#### Data supplied ####

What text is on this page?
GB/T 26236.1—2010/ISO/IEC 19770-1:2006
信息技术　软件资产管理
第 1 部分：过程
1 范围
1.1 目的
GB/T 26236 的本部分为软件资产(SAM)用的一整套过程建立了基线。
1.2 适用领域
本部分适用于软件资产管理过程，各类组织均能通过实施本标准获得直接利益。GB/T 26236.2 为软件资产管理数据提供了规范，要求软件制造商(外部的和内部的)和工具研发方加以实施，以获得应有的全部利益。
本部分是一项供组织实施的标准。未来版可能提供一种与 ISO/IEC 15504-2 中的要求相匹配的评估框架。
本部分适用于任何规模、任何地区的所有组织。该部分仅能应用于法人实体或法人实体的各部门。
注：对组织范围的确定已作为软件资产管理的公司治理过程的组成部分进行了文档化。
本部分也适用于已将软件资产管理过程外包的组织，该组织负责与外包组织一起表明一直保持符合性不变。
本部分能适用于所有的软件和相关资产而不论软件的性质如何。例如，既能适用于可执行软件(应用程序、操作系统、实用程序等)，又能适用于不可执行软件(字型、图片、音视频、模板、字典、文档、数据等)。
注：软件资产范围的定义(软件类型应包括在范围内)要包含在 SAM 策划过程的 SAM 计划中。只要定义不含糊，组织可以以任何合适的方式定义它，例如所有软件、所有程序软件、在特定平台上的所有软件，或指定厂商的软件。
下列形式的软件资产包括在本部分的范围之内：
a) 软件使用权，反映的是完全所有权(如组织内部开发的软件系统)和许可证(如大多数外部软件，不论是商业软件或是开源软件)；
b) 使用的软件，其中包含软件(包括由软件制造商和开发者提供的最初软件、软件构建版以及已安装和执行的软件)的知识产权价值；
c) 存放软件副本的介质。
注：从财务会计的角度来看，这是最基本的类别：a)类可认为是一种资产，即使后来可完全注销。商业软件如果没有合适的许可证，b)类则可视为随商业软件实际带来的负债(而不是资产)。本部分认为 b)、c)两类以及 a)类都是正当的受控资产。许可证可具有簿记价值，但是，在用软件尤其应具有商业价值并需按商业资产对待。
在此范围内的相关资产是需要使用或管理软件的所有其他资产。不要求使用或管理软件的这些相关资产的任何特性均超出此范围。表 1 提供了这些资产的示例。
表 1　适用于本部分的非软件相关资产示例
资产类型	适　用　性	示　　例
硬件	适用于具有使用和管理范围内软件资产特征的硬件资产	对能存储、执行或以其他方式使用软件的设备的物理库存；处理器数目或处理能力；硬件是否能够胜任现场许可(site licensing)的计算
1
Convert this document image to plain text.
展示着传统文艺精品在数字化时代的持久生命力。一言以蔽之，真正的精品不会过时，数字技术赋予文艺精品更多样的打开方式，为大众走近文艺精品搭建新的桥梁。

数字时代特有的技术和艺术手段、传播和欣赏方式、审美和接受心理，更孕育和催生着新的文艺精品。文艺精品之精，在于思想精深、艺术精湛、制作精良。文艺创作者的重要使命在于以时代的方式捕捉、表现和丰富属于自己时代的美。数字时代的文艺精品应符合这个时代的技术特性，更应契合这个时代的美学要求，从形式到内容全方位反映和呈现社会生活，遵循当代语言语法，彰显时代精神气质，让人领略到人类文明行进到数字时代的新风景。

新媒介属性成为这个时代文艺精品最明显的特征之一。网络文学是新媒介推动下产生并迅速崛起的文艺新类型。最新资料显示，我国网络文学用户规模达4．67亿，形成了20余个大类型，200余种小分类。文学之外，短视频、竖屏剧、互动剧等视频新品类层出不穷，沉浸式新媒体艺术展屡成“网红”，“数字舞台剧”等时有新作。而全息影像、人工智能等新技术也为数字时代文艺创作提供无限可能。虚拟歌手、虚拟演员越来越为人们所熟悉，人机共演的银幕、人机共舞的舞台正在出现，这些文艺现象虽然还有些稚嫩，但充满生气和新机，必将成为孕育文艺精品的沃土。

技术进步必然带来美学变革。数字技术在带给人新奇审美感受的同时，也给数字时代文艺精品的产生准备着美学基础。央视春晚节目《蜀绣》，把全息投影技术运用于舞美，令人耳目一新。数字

####

* **Your objective**: Restate each record exactly as written.

* **Answer for this exercise**:
What text is on this page?
GB/T 26236.1—2010/ISO/IEC 19770-1:2006
信息技术　软件资产管理
第 1 部分：过程
1 范围
1.1 目的
GB/T 26236 的本部分为软件资产(SAM)用的一整套过程建立了基线。
1.2 适用领域
本部分适用于软件资产管理过程，各类组织均能通过实施本标准获得直接利益。GB/T 26236.2 为软件资产管理数据提供了规范，要求软件制造商(外部的和内部的)和工具研发方加以实施，以获得应有的全部利益。
本部分是一项供组织实施的标准。未来版可能提供一种与 ISO/IEC 15504-2 中的要求相匹配的评估框架。
本部分适用于任何规模、任何地区的所有组织。该部分仅能应用于法人实体或法人实体的各部门。
注：对组织范围的确定已作为软件资产管理的公司治理过程的组成部分进行了文档化。
本部分也适用于已将软件资产管理过程外包的组织，该组织负责与外包组织一起表明一直保持符合性不变。
本部分能适用于所有的软件和相关资产而不论软件的性质如何。例如，既能适用于可执行软件(应用程序、操作系统、实用程序等)，又能适用于不可执行软件(字型、图片、音视频、模板、字典、文档、数据等)。
注：软件资产范围的定义(软件类型应包括在范围内)要包含在 SAM 策划过程的 SAM 计划中。只要定义不含糊，组织可以以任何合适的方式定义它，例如所有软件、所有程序软件、在特定平台上的所有软件，或指定厂商的软件。
下列形式的软件资产包括在本部分的范围之内：
a) 软件使用权，反映的是完全所有权(如组织内部开发的软件系统)和许可证(如大多数外部软件，不论是商业软件或是开源软件)；
b) 使用的软件，其中包含软件(包括由软件制造商和开发者提供的最初软件、软件构建版以及已安装和执行的软件)的知识产权价值；
c) 存放软件副本的介质。
注：从财务会计的角度来看，这是最基本的类别：a)类可认为是一种资产，即使后来可完全注销。商业软件如果没有合适的许可证，b)类则可视为随商业软件实际带来的负债(而不是资产)。本部分认为 b)、c)两类以及 a)类都是正当的受控资产。许可证可具有簿记价值，但是，在用软件尤其应具有商业价值并需按商业资产对待。
在此范围内的相关资产是需要使用或管理软件的所有其他资产。不要求使用或管理软件的这些相关资产的任何特性均超出此范围。表 1 提供了这些资产的示例。
表 1　适用于本部分的非软件相关资产示例
资产类型	适　用　性	示　　例
硬件	适用于具有使用和管理范围内软件资产特征的硬件资产	对能存储、执行或以其他方式使用软件的设备的物理库存；处理器数目或处理能力；硬件是否能够胜任现场许可(site licensing)的计算
1
Convert this document image to plain text.
展示着传统文艺精品在数字化时代的持久生命力。一言以蔽之，真正的精品不会过时，数字技术赋予文艺精品更多样的打开方式，为大众走近文艺精品搭建新的桥梁。

数字时代特有的技术和艺术手段、传播和欣赏方式、审美和接受心理，更孕育和催生着新的文艺精品。文艺精品之精，在于思想精深、艺术精湛、制作精良。文艺创作者的重要使命在于以时代的方式捕捉、表现和丰富属于自己时代的美。数字时代的文艺精品应符合这个时代的技术特性，更应契合这个时代的美学要求，从形式到内容全方位反映和呈现社会生活，遵循当代语言语法，彰显时代精神气质，让人领略到人类文明行进到数字时代的新风景。

新媒介属性成为这个时代文艺精品最明显的特征之一。网络文学是新媒介推动下产生并迅速崛起的文艺新类型。最新资料显示，我国网络文学用户规模达4．67亿，形成了20余个大类型，200余种小分类。文学之外，短视频、竖屏剧、互动剧等视频新品类层出不穷，沉浸式新媒体艺术展屡成“网红”，“数字舞台剧”等时有新作。而全息影像、人工智能等新技术也为数字时代文艺创作提供无限可能。虚拟歌手、虚拟演员越来越为人们所熟悉，人机共演的银幕、人机共舞的舞台正在出现，这些文艺现象虽然还有些稚嫩，但充满生气和新机，必将成为孕育文艺精品的沃土。

技术进步必然带来美学变革。数字技术在带给人新奇审美感受的同时，也给数字时代文艺精品的产生准备着美学基础。央视春晚节目《蜀绣》，把全息投影技术运用于舞美，令人耳目一新。数字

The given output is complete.